→ Data to use:
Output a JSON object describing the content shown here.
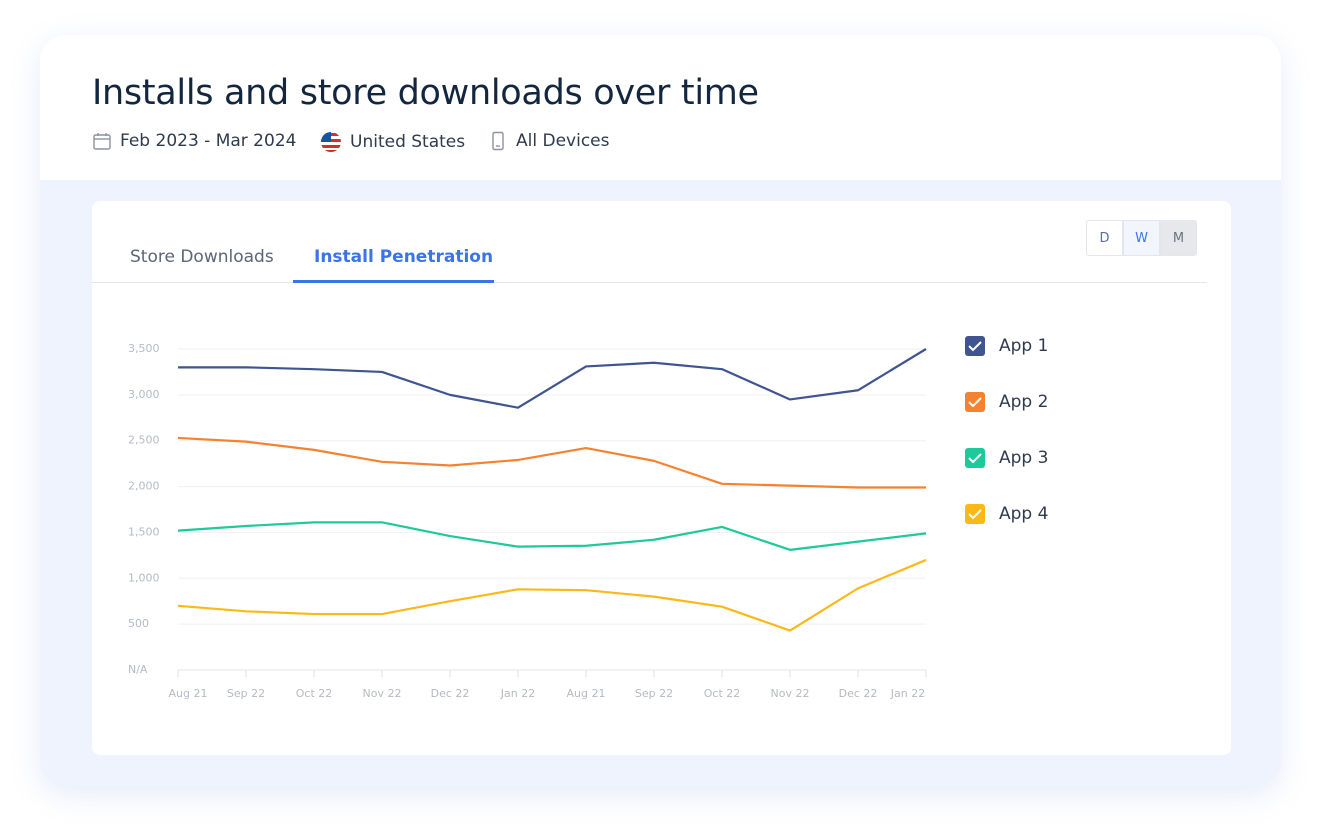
{
  "header": {
    "title": "Installs and store downloads over time",
    "date_range": "Feb 2023 - Mar 2024",
    "country": "United States",
    "devices": "All Devices"
  },
  "tabs": [
    "Store Downloads",
    "Install Penetration"
  ],
  "granularity": [
    "D",
    "W",
    "M"
  ],
  "chart_data": {
    "type": "line",
    "categories": [
      "Aug 21",
      "Sep 22",
      "Oct 22",
      "Nov 22",
      "Dec 22",
      "Jan 22",
      "Aug 21",
      "Sep 22",
      "Oct 22",
      "Nov 22",
      "Dec 22",
      "Jan 22"
    ],
    "series": [
      {
        "name": "App 1",
        "color": "#3f5490",
        "values": [
          3300,
          3300,
          3280,
          3250,
          3000,
          2860,
          3310,
          3350,
          3280,
          2950,
          3050,
          3500
        ]
      },
      {
        "name": "App 2",
        "color": "#f5822f",
        "values": [
          2530,
          2490,
          2400,
          2270,
          2230,
          2290,
          2420,
          2280,
          2030,
          2010,
          1990,
          1990
        ]
      },
      {
        "name": "App 3",
        "color": "#1ec99a",
        "values": [
          1520,
          1570,
          1610,
          1610,
          1460,
          1345,
          1355,
          1420,
          1560,
          1310,
          1400,
          1490
        ]
      },
      {
        "name": "App 4",
        "color": "#fbb817",
        "values": [
          700,
          640,
          610,
          610,
          750,
          880,
          870,
          800,
          690,
          430,
          890,
          1200
        ]
      }
    ],
    "ylim": [
      0,
      3500
    ],
    "yticks": [
      {
        "value": 0,
        "label": "N/A"
      },
      500,
      {
        "value": 1000,
        "label": "1,000"
      },
      {
        "value": 1500,
        "label": "1,500"
      },
      {
        "value": 2000,
        "label": "2,000"
      },
      {
        "value": 2500,
        "label": "2,500"
      },
      {
        "value": 3000,
        "label": "3,000"
      },
      {
        "value": 3500,
        "label": "3,500"
      }
    ],
    "grid": true
  }
}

→ Given instruction: Without the pictures, extract every entry verbatim.

→ Written solution:
Output a JSON object describing the content shown here.
{
  "header": {
    "title": "Installs and store downloads over time",
    "date_range": "Feb 2023 - Mar 2024",
    "country": "United States",
    "devices": "All Devices"
  },
  "tabs": [
    "Store Downloads",
    "Install Penetration"
  ],
  "granularity": [
    "D",
    "W",
    "M"
  ],
  "chart_data": {
    "type": "line",
    "categories": [
      "Aug 21",
      "Sep 22",
      "Oct 22",
      "Nov 22",
      "Dec 22",
      "Jan 22",
      "Aug 21",
      "Sep 22",
      "Oct 22",
      "Nov 22",
      "Dec 22",
      "Jan 22"
    ],
    "series": [
      {
        "name": "App 1",
        "color": "#3f5490",
        "values": [
          3300,
          3300,
          3280,
          3250,
          3000,
          2860,
          3310,
          3350,
          3280,
          2950,
          3050,
          3500
        ]
      },
      {
        "name": "App 2",
        "color": "#f5822f",
        "values": [
          2530,
          2490,
          2400,
          2270,
          2230,
          2290,
          2420,
          2280,
          2030,
          2010,
          1990,
          1990
        ]
      },
      {
        "name": "App 3",
        "color": "#1ec99a",
        "values": [
          1520,
          1570,
          1610,
          1610,
          1460,
          1345,
          1355,
          1420,
          1560,
          1310,
          1400,
          1490
        ]
      },
      {
        "name": "App 4",
        "color": "#fbb817",
        "values": [
          700,
          640,
          610,
          610,
          750,
          880,
          870,
          800,
          690,
          430,
          890,
          1200
        ]
      }
    ],
    "ylim": [
      0,
      3500
    ],
    "yticks": [
      {
        "value": 0,
        "label": "N/A"
      },
      500,
      {
        "value": 1000,
        "label": "1,000"
      },
      {
        "value": 1500,
        "label": "1,500"
      },
      {
        "value": 2000,
        "label": "2,000"
      },
      {
        "value": 2500,
        "label": "2,500"
      },
      {
        "value": 3000,
        "label": "3,000"
      },
      {
        "value": 3500,
        "label": "3,500"
      }
    ],
    "grid": true
  }
}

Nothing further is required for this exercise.